━━━ Listed records ━━━

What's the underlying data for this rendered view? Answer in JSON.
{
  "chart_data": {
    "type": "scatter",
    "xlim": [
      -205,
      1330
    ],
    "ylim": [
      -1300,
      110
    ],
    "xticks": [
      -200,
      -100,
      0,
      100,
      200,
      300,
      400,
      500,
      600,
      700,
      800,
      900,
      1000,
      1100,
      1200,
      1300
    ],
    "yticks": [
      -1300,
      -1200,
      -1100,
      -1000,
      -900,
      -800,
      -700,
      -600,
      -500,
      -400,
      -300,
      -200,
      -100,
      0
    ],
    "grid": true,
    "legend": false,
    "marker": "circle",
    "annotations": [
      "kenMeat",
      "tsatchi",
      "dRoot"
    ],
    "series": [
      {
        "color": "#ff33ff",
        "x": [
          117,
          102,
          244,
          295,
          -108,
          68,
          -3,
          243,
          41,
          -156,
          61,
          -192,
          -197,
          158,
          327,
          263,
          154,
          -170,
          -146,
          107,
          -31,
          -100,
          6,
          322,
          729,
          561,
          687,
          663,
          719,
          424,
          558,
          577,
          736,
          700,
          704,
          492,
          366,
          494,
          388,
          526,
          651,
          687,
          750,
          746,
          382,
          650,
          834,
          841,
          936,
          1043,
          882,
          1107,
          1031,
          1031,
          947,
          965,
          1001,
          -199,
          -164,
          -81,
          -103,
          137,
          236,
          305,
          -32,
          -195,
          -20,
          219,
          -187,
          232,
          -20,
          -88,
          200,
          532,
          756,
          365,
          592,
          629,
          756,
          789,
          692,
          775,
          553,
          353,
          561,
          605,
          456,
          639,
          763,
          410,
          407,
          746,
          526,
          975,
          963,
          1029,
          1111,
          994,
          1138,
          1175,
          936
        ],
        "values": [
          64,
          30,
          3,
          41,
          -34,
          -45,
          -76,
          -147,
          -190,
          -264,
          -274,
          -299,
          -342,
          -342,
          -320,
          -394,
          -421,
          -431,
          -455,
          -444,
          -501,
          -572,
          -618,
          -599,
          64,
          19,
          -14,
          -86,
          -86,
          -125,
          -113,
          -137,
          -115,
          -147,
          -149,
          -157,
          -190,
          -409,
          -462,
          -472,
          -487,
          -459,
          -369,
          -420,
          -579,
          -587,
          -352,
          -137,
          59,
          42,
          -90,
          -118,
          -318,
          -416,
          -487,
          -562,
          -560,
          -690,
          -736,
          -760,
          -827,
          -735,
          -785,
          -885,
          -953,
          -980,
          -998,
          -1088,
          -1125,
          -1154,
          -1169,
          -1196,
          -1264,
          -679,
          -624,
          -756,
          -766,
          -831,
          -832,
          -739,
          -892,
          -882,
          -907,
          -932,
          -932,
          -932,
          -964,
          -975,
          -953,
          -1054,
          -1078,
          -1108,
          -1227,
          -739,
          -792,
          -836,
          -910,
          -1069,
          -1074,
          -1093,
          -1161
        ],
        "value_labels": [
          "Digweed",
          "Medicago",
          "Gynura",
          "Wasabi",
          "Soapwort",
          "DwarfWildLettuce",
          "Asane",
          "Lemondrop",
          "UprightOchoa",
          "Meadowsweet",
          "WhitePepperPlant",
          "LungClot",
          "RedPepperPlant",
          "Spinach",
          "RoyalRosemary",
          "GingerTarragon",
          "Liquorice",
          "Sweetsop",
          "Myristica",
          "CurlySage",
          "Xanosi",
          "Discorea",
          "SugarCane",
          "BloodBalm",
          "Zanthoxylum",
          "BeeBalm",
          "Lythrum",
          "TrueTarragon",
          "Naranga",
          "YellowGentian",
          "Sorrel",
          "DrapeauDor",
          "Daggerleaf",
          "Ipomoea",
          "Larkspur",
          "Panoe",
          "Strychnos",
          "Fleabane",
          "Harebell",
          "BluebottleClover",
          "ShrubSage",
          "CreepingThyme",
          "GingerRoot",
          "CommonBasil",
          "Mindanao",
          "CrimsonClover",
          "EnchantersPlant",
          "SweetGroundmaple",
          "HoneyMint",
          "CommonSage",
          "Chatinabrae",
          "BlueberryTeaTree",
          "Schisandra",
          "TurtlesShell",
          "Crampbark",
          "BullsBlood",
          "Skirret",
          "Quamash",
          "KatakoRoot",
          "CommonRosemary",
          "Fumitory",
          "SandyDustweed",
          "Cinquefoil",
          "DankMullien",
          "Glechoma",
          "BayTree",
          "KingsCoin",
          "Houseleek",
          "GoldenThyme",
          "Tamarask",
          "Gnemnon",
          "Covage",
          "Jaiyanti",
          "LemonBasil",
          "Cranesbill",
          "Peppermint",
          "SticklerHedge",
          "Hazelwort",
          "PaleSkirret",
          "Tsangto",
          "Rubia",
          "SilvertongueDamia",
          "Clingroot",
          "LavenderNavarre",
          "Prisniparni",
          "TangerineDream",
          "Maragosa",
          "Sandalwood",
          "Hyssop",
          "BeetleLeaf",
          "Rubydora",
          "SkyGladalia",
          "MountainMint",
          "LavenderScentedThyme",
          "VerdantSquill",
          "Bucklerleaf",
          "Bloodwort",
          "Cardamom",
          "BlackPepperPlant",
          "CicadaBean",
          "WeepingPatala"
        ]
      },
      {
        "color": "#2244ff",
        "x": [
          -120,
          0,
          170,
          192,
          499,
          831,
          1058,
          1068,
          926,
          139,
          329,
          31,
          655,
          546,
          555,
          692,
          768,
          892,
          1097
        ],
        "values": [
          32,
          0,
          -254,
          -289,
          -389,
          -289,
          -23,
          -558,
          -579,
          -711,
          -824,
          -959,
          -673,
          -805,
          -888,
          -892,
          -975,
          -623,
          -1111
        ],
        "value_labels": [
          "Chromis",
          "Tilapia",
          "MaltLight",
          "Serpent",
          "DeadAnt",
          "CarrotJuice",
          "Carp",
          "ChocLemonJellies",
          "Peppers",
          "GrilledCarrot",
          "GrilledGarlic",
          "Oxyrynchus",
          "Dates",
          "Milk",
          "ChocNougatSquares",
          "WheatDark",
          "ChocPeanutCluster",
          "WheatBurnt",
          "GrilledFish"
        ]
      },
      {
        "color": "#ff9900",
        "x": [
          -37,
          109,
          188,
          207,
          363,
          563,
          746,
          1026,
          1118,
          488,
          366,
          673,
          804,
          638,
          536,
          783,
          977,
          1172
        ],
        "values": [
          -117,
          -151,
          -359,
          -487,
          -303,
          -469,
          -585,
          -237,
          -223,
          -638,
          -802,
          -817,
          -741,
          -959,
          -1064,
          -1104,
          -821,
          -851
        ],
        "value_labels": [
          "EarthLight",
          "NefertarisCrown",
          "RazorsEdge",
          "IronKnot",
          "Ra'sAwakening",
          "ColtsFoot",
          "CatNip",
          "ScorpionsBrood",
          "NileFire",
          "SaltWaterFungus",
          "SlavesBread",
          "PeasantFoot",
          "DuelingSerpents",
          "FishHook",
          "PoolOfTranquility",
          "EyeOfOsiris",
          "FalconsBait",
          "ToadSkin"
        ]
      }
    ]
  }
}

━━━

--- Task directions ---
Look above for every line with the word "color" and copy it.

--- Exercise response ---
        "color": "#ff33ff",
        "color": "#2244ff",
        "color": "#ff9900",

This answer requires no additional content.